Exercise goal >>
The records below are made of lines; count those holding the word "Canon" and give the number only.
--- Dataset records ---
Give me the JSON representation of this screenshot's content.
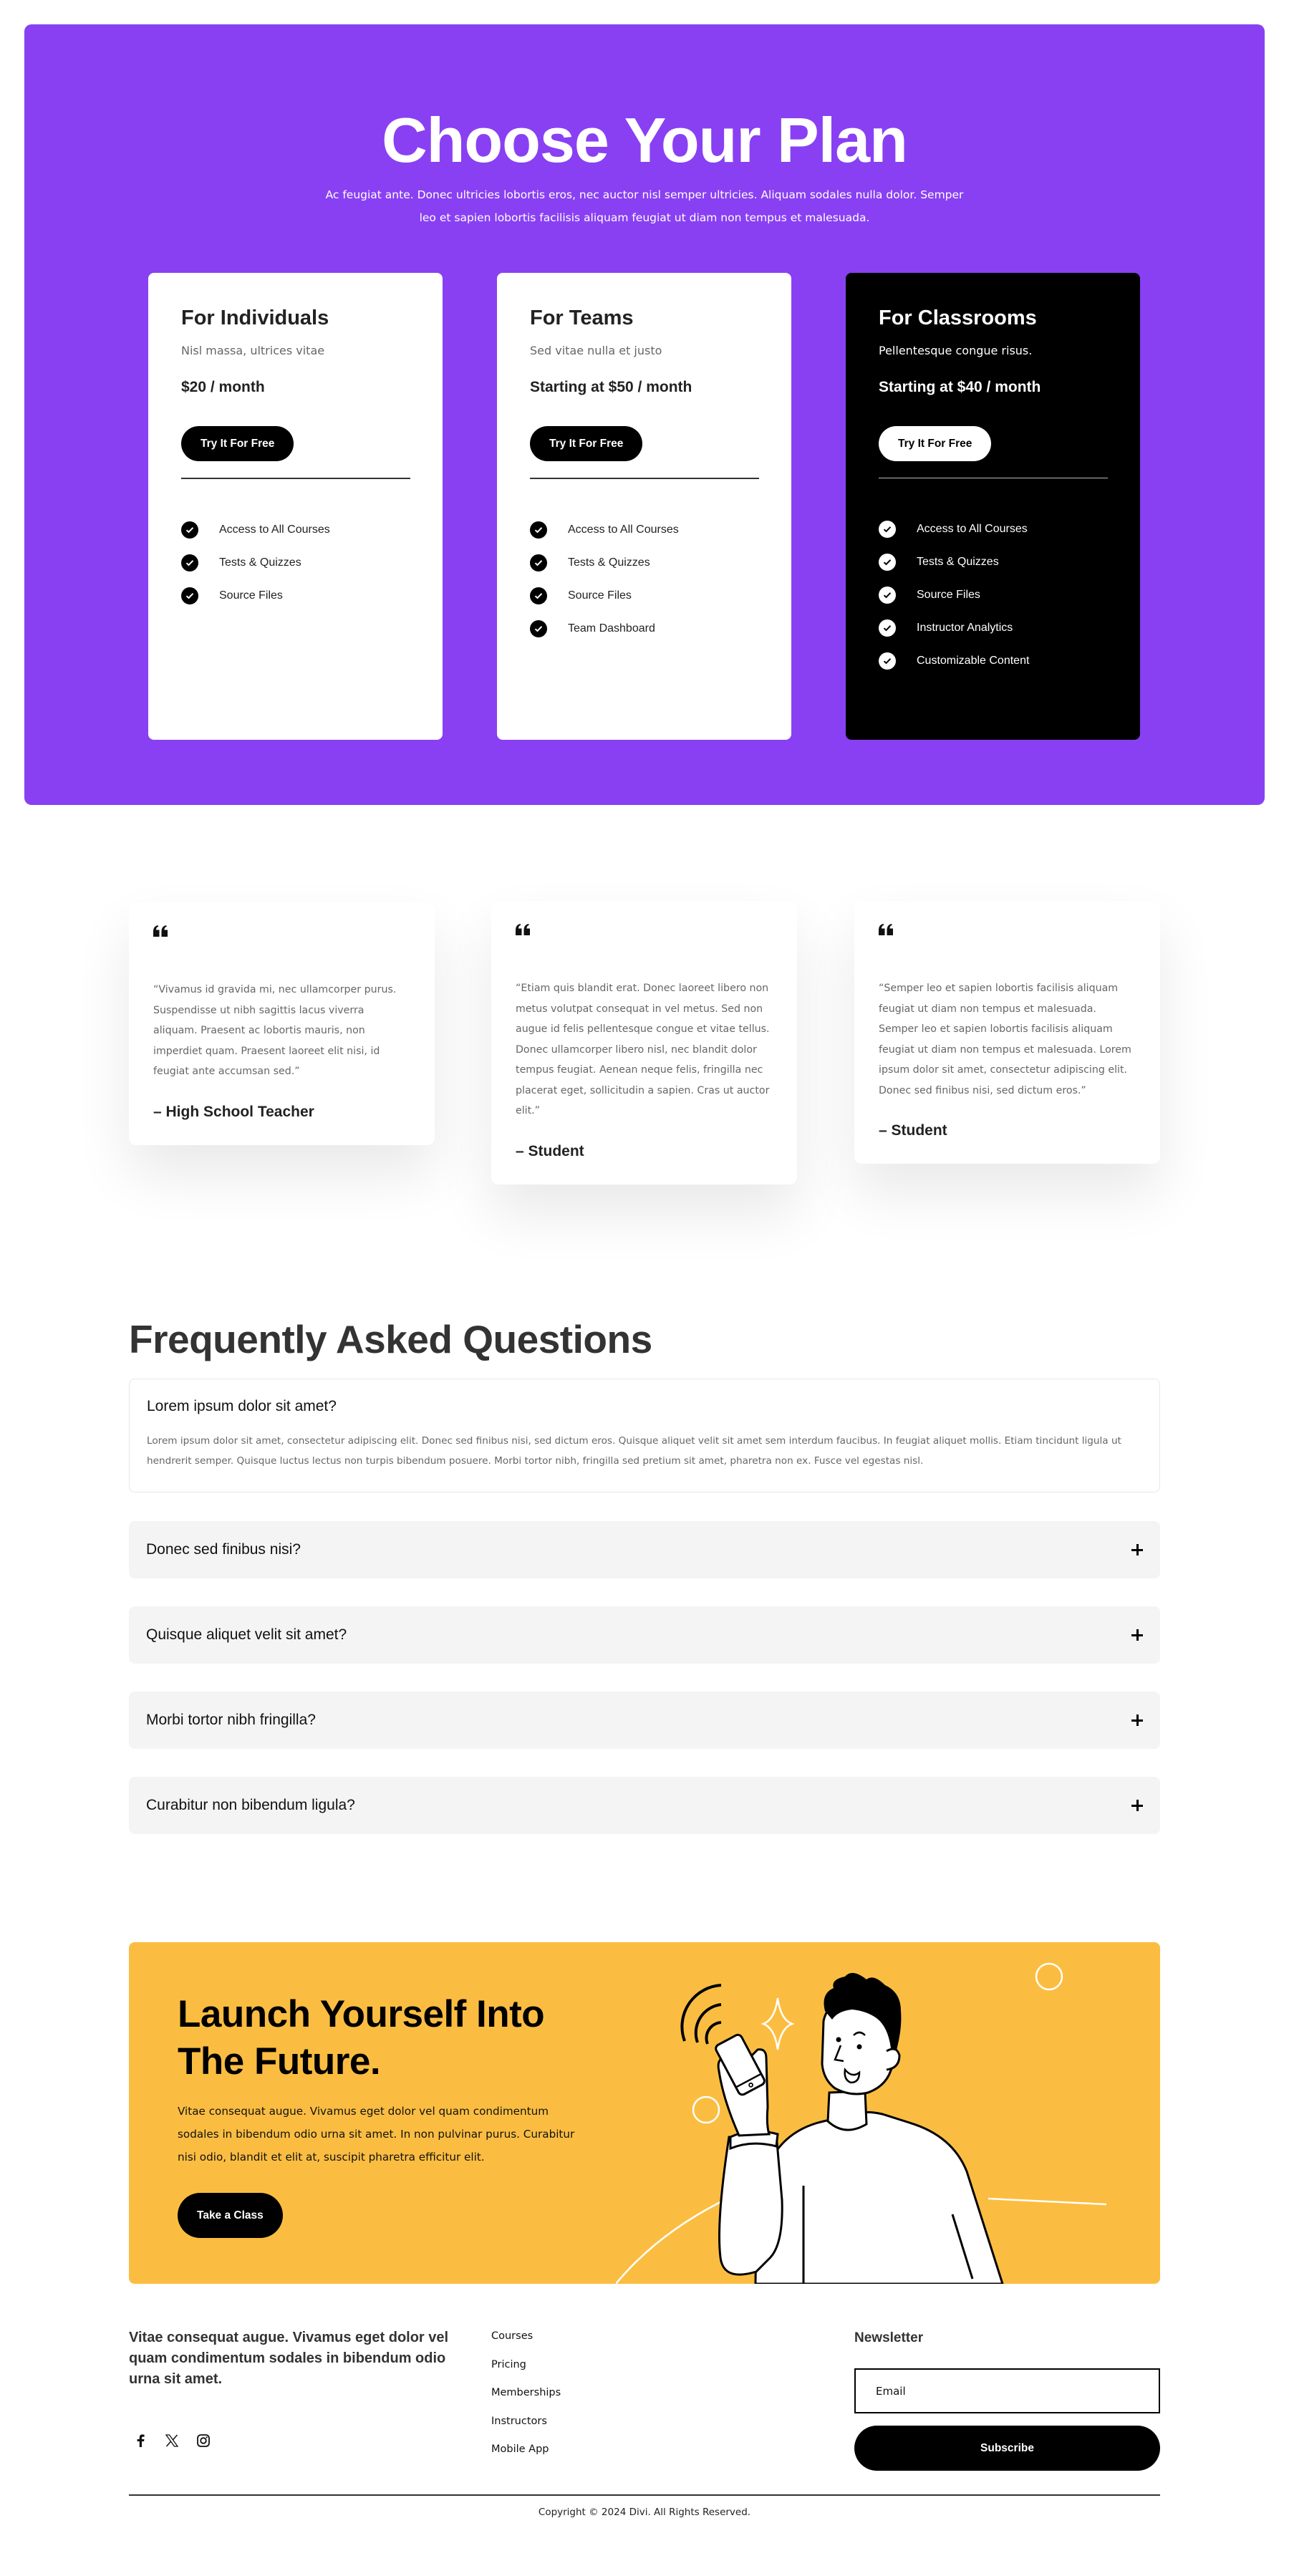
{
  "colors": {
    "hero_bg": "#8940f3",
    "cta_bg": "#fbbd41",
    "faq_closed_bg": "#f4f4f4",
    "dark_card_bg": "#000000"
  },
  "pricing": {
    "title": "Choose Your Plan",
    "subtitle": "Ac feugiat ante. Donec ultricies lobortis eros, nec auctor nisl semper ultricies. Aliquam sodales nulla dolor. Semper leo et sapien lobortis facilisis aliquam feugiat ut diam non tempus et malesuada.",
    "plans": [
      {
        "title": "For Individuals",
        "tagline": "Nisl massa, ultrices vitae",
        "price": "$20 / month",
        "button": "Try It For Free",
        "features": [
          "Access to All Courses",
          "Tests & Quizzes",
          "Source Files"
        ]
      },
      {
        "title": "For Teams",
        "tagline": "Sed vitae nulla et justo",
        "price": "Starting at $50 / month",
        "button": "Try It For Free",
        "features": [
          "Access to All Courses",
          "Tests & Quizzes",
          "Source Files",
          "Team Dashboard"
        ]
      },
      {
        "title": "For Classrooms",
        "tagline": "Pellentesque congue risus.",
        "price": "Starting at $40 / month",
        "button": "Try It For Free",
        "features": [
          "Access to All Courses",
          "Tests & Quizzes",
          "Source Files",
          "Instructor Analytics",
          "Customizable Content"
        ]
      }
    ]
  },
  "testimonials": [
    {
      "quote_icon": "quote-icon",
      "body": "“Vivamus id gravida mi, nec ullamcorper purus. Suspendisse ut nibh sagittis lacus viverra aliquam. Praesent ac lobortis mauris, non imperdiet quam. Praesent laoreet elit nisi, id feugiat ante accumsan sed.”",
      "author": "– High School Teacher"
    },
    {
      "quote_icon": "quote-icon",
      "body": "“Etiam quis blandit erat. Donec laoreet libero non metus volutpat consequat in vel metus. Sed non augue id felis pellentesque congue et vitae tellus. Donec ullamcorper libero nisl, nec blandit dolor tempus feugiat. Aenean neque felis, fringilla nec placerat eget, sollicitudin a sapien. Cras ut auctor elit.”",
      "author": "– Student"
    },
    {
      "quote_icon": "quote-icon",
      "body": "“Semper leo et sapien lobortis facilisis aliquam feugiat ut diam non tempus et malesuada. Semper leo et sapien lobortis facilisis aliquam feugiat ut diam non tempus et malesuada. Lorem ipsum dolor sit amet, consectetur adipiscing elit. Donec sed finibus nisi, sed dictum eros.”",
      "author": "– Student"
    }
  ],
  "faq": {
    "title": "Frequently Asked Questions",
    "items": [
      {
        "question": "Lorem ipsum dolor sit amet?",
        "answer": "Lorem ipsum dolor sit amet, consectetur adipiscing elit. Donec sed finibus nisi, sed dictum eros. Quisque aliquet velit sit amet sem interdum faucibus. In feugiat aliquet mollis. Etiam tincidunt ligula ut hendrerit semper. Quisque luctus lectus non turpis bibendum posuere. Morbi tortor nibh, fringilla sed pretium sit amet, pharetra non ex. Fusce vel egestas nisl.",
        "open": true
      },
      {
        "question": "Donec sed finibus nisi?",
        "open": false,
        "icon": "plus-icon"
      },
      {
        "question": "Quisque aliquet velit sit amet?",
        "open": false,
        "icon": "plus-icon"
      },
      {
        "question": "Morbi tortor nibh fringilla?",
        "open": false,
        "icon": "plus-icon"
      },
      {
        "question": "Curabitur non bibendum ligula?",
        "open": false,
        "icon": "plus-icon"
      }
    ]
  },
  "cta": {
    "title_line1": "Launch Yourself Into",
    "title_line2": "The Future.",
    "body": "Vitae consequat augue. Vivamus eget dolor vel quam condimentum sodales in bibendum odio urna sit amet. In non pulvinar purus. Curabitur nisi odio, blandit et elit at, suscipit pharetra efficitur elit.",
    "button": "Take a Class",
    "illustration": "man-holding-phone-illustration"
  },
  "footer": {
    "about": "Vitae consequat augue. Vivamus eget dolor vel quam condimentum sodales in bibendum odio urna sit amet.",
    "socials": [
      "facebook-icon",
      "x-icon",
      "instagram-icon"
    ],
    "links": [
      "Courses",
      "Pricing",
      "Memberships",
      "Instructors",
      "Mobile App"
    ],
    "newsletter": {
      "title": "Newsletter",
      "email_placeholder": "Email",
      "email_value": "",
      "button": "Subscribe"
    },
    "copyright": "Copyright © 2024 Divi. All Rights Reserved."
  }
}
---
--- Dataset records ---
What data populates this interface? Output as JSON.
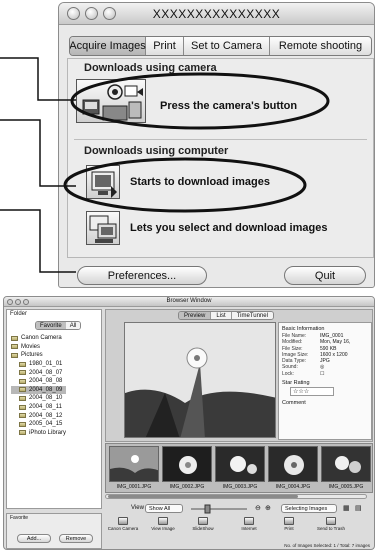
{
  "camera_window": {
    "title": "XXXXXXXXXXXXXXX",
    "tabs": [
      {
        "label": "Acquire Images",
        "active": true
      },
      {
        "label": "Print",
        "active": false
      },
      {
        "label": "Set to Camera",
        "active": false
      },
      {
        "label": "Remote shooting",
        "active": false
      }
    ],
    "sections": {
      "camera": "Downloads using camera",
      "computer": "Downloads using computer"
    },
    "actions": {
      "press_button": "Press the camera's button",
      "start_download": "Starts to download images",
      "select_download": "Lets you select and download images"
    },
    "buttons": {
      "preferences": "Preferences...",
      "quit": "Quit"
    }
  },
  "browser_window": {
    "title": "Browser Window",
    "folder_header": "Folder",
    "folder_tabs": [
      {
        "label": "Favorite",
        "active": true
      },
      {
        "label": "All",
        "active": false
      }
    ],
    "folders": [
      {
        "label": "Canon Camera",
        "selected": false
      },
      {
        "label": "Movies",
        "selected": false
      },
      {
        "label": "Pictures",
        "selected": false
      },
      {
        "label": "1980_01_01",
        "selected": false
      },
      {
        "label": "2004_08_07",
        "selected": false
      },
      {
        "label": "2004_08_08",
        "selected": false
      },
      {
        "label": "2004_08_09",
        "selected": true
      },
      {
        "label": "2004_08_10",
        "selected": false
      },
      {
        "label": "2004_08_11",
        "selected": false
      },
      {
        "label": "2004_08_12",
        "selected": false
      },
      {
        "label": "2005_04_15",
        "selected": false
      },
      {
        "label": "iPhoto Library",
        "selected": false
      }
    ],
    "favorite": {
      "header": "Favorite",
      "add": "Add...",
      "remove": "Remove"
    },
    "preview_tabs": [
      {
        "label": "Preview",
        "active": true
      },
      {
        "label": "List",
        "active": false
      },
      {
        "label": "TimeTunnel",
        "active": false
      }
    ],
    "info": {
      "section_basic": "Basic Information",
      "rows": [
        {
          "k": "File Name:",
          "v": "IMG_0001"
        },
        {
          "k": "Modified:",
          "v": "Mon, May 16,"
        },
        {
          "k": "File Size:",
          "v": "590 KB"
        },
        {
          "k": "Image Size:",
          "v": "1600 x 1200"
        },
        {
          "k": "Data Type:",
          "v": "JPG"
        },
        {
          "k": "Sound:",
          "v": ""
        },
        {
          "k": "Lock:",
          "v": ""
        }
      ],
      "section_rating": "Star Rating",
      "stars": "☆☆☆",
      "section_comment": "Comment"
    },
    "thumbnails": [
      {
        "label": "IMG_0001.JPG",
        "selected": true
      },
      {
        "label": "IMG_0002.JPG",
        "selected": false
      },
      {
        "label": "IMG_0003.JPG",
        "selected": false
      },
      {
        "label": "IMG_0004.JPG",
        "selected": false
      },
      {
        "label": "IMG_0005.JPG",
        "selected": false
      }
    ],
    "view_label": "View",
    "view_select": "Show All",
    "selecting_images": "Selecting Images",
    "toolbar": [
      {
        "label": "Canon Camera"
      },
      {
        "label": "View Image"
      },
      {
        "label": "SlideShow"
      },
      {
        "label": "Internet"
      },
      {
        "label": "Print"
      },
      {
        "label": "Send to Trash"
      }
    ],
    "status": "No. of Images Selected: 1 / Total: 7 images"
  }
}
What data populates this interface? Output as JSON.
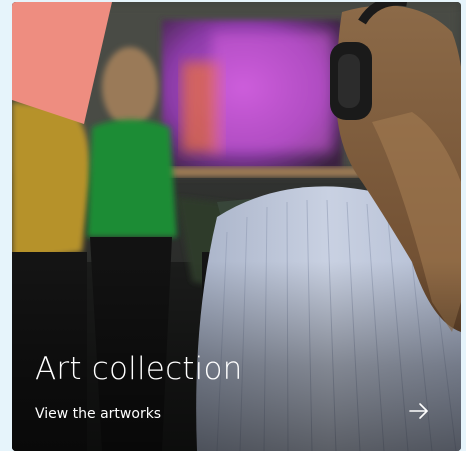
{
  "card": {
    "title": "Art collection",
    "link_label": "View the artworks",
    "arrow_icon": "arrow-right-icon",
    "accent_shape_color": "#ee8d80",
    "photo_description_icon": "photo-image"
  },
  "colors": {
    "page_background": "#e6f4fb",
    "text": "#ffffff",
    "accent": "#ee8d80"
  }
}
---
Answer >>
2